To be done => Reproduce the listing exactly, with no pictures in your copy.

[start]

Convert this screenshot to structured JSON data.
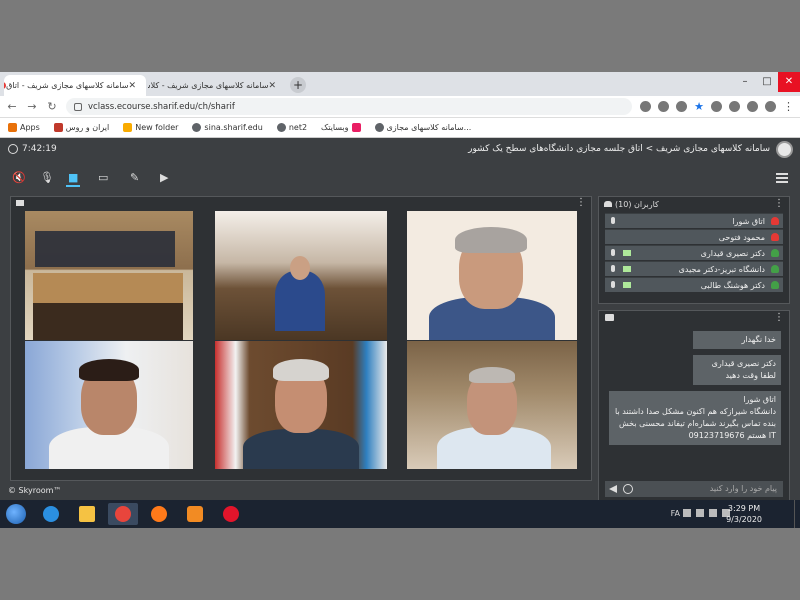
{
  "browser": {
    "tabs": [
      {
        "title": "سامانه کلاسهای مجازی شریف - اتاق",
        "active": true,
        "recording": true
      },
      {
        "title": "سامانه کلاسهای مجازی شریف - کلاس مد",
        "active": false,
        "recording": false
      },
      {
        "title": "سامانه کلاسهای مجازی شریف - کلاس د",
        "active": false,
        "recording": false
      }
    ],
    "new_tab": "+",
    "window_controls": [
      "–",
      "□",
      "✕"
    ],
    "url": "vclass.ecourse.sharif.edu/ch/sharif",
    "bookmarks": [
      {
        "label": "Apps",
        "color": "#e8710a"
      },
      {
        "label": "ایران و روس",
        "color": "#c0392b"
      },
      {
        "label": "New folder",
        "color": "#f9ab00"
      },
      {
        "label": "sina.sharif.edu",
        "color": "#5f6368"
      },
      {
        "label": "net2",
        "color": "#5f6368"
      },
      {
        "label": "وبسایتک",
        "color": "#e91e63"
      },
      {
        "label": "سامانه کلاسهای مجازی...",
        "color": "#5f6368"
      }
    ]
  },
  "app": {
    "clock": "7:42:19",
    "breadcrumb": "سامانه کلاسهای مجازی شریف > اتاق جلسه مجازی دانشگاه‌های سطح یک کشور",
    "brand": "© Skyroom™"
  },
  "users_panel": {
    "title": "کاربران (10)",
    "users": [
      {
        "name": "اتاق شورا",
        "status": "#e53935",
        "mic": true,
        "cam": false
      },
      {
        "name": "محمود فتوحی",
        "status": "#e53935",
        "mic": false,
        "cam": false
      },
      {
        "name": "دکتر نصیری قیداری",
        "status": "#43a047",
        "mic": true,
        "cam": true
      },
      {
        "name": "دانشگاه تبریز-دکتر مجیدی",
        "status": "#43a047",
        "mic": true,
        "cam": true
      },
      {
        "name": "دکتر هوشنگ طالبی",
        "status": "#43a047",
        "mic": true,
        "cam": true
      }
    ]
  },
  "chat": {
    "messages": [
      {
        "lines": [
          "خدا نگهدار"
        ]
      },
      {
        "lines": [
          "دکتر نصیری قیداری",
          "لطفا وقت دهید"
        ]
      },
      {
        "lines": [
          "اتاق شورا",
          "دانشگاه شیرازکه هم اکنون مشکل صدا داشتند با",
          "بنده تماس بگیرند شماره‌ام تیفاند    محسنی بخش",
          "IT    هستم 09123719676"
        ]
      }
    ],
    "placeholder": "پیام خود را وارد کنید"
  },
  "taskbar": {
    "language": "FA",
    "time": "3:29 PM",
    "date": "9/3/2020",
    "apps": [
      {
        "name": "ie-icon",
        "color": "#2b8fe0"
      },
      {
        "name": "folder-icon",
        "color": "#f5c243"
      },
      {
        "name": "chrome-icon",
        "color": "#e8453c"
      },
      {
        "name": "firefox-icon",
        "color": "#ff7a1a"
      },
      {
        "name": "media-player-icon",
        "color": "#f28b23"
      },
      {
        "name": "opera-icon",
        "color": "#e3152b"
      }
    ]
  }
}
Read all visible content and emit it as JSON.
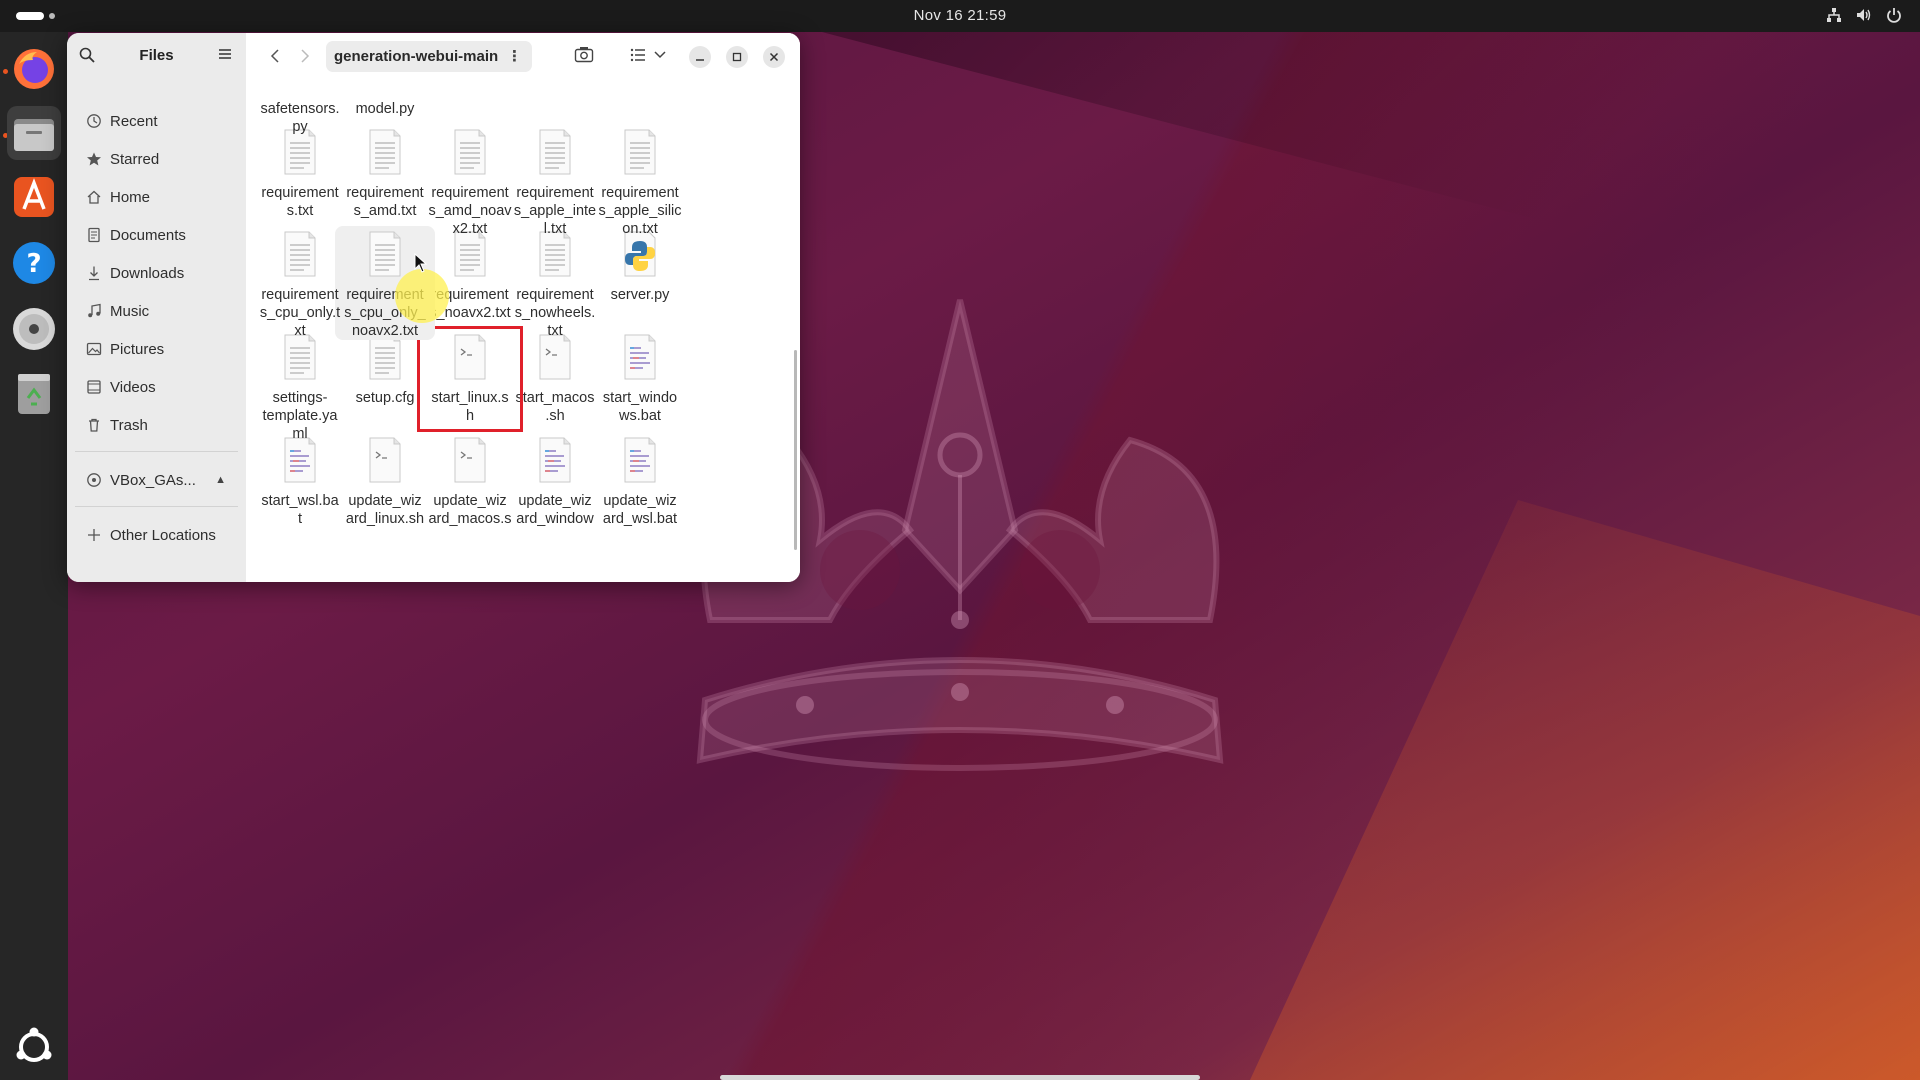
{
  "topbar": {
    "clock": "Nov 16  21:59"
  },
  "dock": {
    "apps": [
      "Firefox",
      "Files",
      "App Center",
      "Help",
      "Disc",
      "Trash"
    ]
  },
  "window": {
    "sidebar": {
      "title": "Files",
      "places": [
        {
          "label": "Recent",
          "icon": "clock-icon"
        },
        {
          "label": "Starred",
          "icon": "star-icon"
        },
        {
          "label": "Home",
          "icon": "home-icon"
        },
        {
          "label": "Documents",
          "icon": "document-icon"
        },
        {
          "label": "Downloads",
          "icon": "download-icon"
        },
        {
          "label": "Music",
          "icon": "music-icon"
        },
        {
          "label": "Pictures",
          "icon": "picture-icon"
        },
        {
          "label": "Videos",
          "icon": "video-icon"
        },
        {
          "label": "Trash",
          "icon": "trash-icon"
        }
      ],
      "devices": [
        {
          "label": "VBox_GAs...",
          "icon": "disc-icon"
        }
      ],
      "other": {
        "label": "Other Locations",
        "icon": "plus-icon"
      }
    },
    "path": "generation-webui-main",
    "files": [
      {
        "name": "safetensors.py",
        "display": "safetensors.\npy",
        "type": "text"
      },
      {
        "name": "model.py",
        "display": "model.py",
        "type": "text"
      },
      {
        "name": "requirements.txt",
        "display": "requirement\ns.txt",
        "type": "text"
      },
      {
        "name": "requirements_amd.txt",
        "display": "requirement\ns_amd.txt",
        "type": "text"
      },
      {
        "name": "requirements_amd_noavx2.txt",
        "display": "requirement\ns_amd_noav\nx2.txt",
        "type": "text"
      },
      {
        "name": "requirements_apple_intel.txt",
        "display": "requirement\ns_apple_inte\nl.txt",
        "type": "text"
      },
      {
        "name": "requirements_apple_silicon.txt",
        "display": "requirement\ns_apple_silic\non.txt",
        "type": "text"
      },
      {
        "name": "requirements_cpu_only.txt",
        "display": "requirement\ns_cpu_only.t\nxt",
        "type": "text"
      },
      {
        "name": "requirements_cpu_only_noavx2.txt",
        "display": "requirement\ns_cpu_only_\nnoavx2.txt",
        "type": "text"
      },
      {
        "name": "requirements_noavx2.txt",
        "display": "requirement\ns_noavx2.txt",
        "type": "text"
      },
      {
        "name": "requirements_nowheels.txt",
        "display": "requirement\ns_nowheels.\ntxt",
        "type": "text"
      },
      {
        "name": "server.py",
        "display": "server.py",
        "type": "python"
      },
      {
        "name": "settings-template.yaml",
        "display": "settings-\ntemplate.ya\nml",
        "type": "text"
      },
      {
        "name": "setup.cfg",
        "display": "setup.cfg",
        "type": "text"
      },
      {
        "name": "start_linux.sh",
        "display": "start_linux.s\nh",
        "type": "script"
      },
      {
        "name": "start_macos.sh",
        "display": "start_macos\n.sh",
        "type": "script"
      },
      {
        "name": "start_windows.bat",
        "display": "start_windo\nws.bat",
        "type": "bat"
      },
      {
        "name": "start_wsl.bat",
        "display": "start_wsl.ba\nt",
        "type": "bat"
      },
      {
        "name": "update_wizard_linux.sh",
        "display": "update_wiz\nard_linux.sh",
        "type": "script"
      },
      {
        "name": "update_wizard_macos.sh",
        "display": "update_wiz\nard_macos.s",
        "type": "script"
      },
      {
        "name": "update_wizard_windows.bat",
        "display": "update_wiz\nard_window",
        "type": "bat"
      },
      {
        "name": "update_wizard_wsl.bat",
        "display": "update_wiz\nard_wsl.bat",
        "type": "bat"
      }
    ],
    "highlighted_file": "start_linux.sh",
    "hovered_file": "requirements_cpu_only_noavx2.txt"
  }
}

[end]

Right answer =>
Convert this screenshot to structured JSON data.
{
  "browser": {
    "tabs": [
      {
        "title": "سامانه کلاسهای مجازی شریف - اتاق",
        "active": true,
        "recording": true
      },
      {
        "title": "سامانه کلاسهای مجازی شریف - کلاس مد",
        "active": false,
        "recording": false
      },
      {
        "title": "سامانه کلاسهای مجازی شریف - کلاس د",
        "active": false,
        "recording": false
      }
    ],
    "new_tab": "+",
    "window_controls": [
      "–",
      "□",
      "✕"
    ],
    "url": "vclass.ecourse.sharif.edu/ch/sharif",
    "bookmarks": [
      {
        "label": "Apps",
        "color": "#e8710a"
      },
      {
        "label": "ایران و روس",
        "color": "#c0392b"
      },
      {
        "label": "New folder",
        "color": "#f9ab00"
      },
      {
        "label": "sina.sharif.edu",
        "color": "#5f6368"
      },
      {
        "label": "net2",
        "color": "#5f6368"
      },
      {
        "label": "وبسایتک",
        "color": "#e91e63"
      },
      {
        "label": "سامانه کلاسهای مجازی...",
        "color": "#5f6368"
      }
    ]
  },
  "app": {
    "clock": "7:42:19",
    "breadcrumb": "سامانه کلاسهای مجازی شریف > اتاق جلسه مجازی دانشگاه‌های سطح یک کشور",
    "brand": "© Skyroom™"
  },
  "users_panel": {
    "title": "کاربران (10)",
    "users": [
      {
        "name": "اتاق شورا",
        "status": "#e53935",
        "mic": true,
        "cam": false
      },
      {
        "name": "محمود فتوحی",
        "status": "#e53935",
        "mic": false,
        "cam": false
      },
      {
        "name": "دکتر نصیری قیداری",
        "status": "#43a047",
        "mic": true,
        "cam": true
      },
      {
        "name": "دانشگاه تبریز-دکتر مجیدی",
        "status": "#43a047",
        "mic": true,
        "cam": true
      },
      {
        "name": "دکتر هوشنگ طالبی",
        "status": "#43a047",
        "mic": true,
        "cam": true
      }
    ]
  },
  "chat": {
    "messages": [
      {
        "lines": [
          "خدا نگهدار"
        ]
      },
      {
        "lines": [
          "دکتر نصیری قیداری",
          "لطفا وقت دهید"
        ]
      },
      {
        "lines": [
          "اتاق شورا",
          "دانشگاه شیرازکه هم اکنون مشکل صدا داشتند با",
          "بنده تماس بگیرند شماره‌ام تیفاند    محسنی بخش",
          "IT    هستم 09123719676"
        ]
      }
    ],
    "placeholder": "پیام خود را وارد کنید"
  },
  "taskbar": {
    "language": "FA",
    "time": "3:29 PM",
    "date": "9/3/2020",
    "apps": [
      {
        "name": "ie-icon",
        "color": "#2b8fe0"
      },
      {
        "name": "folder-icon",
        "color": "#f5c243"
      },
      {
        "name": "chrome-icon",
        "color": "#e8453c"
      },
      {
        "name": "firefox-icon",
        "color": "#ff7a1a"
      },
      {
        "name": "media-player-icon",
        "color": "#f28b23"
      },
      {
        "name": "opera-icon",
        "color": "#e3152b"
      }
    ]
  }
}
Read all visible content and emit it as JSON.
{
  "topbar": {
    "clock": "Nov 16  21:59"
  },
  "dock": {
    "apps": [
      "Firefox",
      "Files",
      "App Center",
      "Help",
      "Disc",
      "Trash"
    ]
  },
  "window": {
    "sidebar": {
      "title": "Files",
      "places": [
        {
          "label": "Recent",
          "icon": "clock-icon"
        },
        {
          "label": "Starred",
          "icon": "star-icon"
        },
        {
          "label": "Home",
          "icon": "home-icon"
        },
        {
          "label": "Documents",
          "icon": "document-icon"
        },
        {
          "label": "Downloads",
          "icon": "download-icon"
        },
        {
          "label": "Music",
          "icon": "music-icon"
        },
        {
          "label": "Pictures",
          "icon": "picture-icon"
        },
        {
          "label": "Videos",
          "icon": "video-icon"
        },
        {
          "label": "Trash",
          "icon": "trash-icon"
        }
      ],
      "devices": [
        {
          "label": "VBox_GAs...",
          "icon": "disc-icon"
        }
      ],
      "other": {
        "label": "Other Locations",
        "icon": "plus-icon"
      }
    },
    "path": "generation-webui-main",
    "files": [
      {
        "name": "safetensors.py",
        "display": "safetensors.\npy",
        "type": "text"
      },
      {
        "name": "model.py",
        "display": "model.py",
        "type": "text"
      },
      {
        "name": "requirements.txt",
        "display": "requirement\ns.txt",
        "type": "text"
      },
      {
        "name": "requirements_amd.txt",
        "display": "requirement\ns_amd.txt",
        "type": "text"
      },
      {
        "name": "requirements_amd_noavx2.txt",
        "display": "requirement\ns_amd_noav\nx2.txt",
        "type": "text"
      },
      {
        "name": "requirements_apple_intel.txt",
        "display": "requirement\ns_apple_inte\nl.txt",
        "type": "text"
      },
      {
        "name": "requirements_apple_silicon.txt",
        "display": "requirement\ns_apple_silic\non.txt",
        "type": "text"
      },
      {
        "name": "requirements_cpu_only.txt",
        "display": "requirement\ns_cpu_only.t\nxt",
        "type": "text"
      },
      {
        "name": "requirements_cpu_only_noavx2.txt",
        "display": "requirement\ns_cpu_only_\nnoavx2.txt",
        "type": "text"
      },
      {
        "name": "requirements_noavx2.txt",
        "display": "requirement\ns_noavx2.txt",
        "type": "text"
      },
      {
        "name": "requirements_nowheels.txt",
        "display": "requirement\ns_nowheels.\ntxt",
        "type": "text"
      },
      {
        "name": "server.py",
        "display": "server.py",
        "type": "python"
      },
      {
        "name": "settings-template.yaml",
        "display": "settings-\ntemplate.ya\nml",
        "type": "text"
      },
      {
        "name": "setup.cfg",
        "display": "setup.cfg",
        "type": "text"
      },
      {
        "name": "start_linux.sh",
        "display": "start_linux.s\nh",
        "type": "script"
      },
      {
        "name": "start_macos.sh",
        "display": "start_macos\n.sh",
        "type": "script"
      },
      {
        "name": "start_windows.bat",
        "display": "start_windo\nws.bat",
        "type": "bat"
      },
      {
        "name": "start_wsl.bat",
        "display": "start_wsl.ba\nt",
        "type": "bat"
      },
      {
        "name": "update_wizard_linux.sh",
        "display": "update_wiz\nard_linux.sh",
        "type": "script"
      },
      {
        "name": "update_wizard_macos.sh",
        "display": "update_wiz\nard_macos.s",
        "type": "script"
      },
      {
        "name": "update_wizard_windows.bat",
        "display": "update_wiz\nard_window",
        "type": "bat"
      },
      {
        "name": "update_wizard_wsl.bat",
        "display": "update_wiz\nard_wsl.bat",
        "type": "bat"
      }
    ],
    "highlighted_file": "start_linux.sh",
    "hovered_file": "requirements_cpu_only_noavx2.txt"
  }
}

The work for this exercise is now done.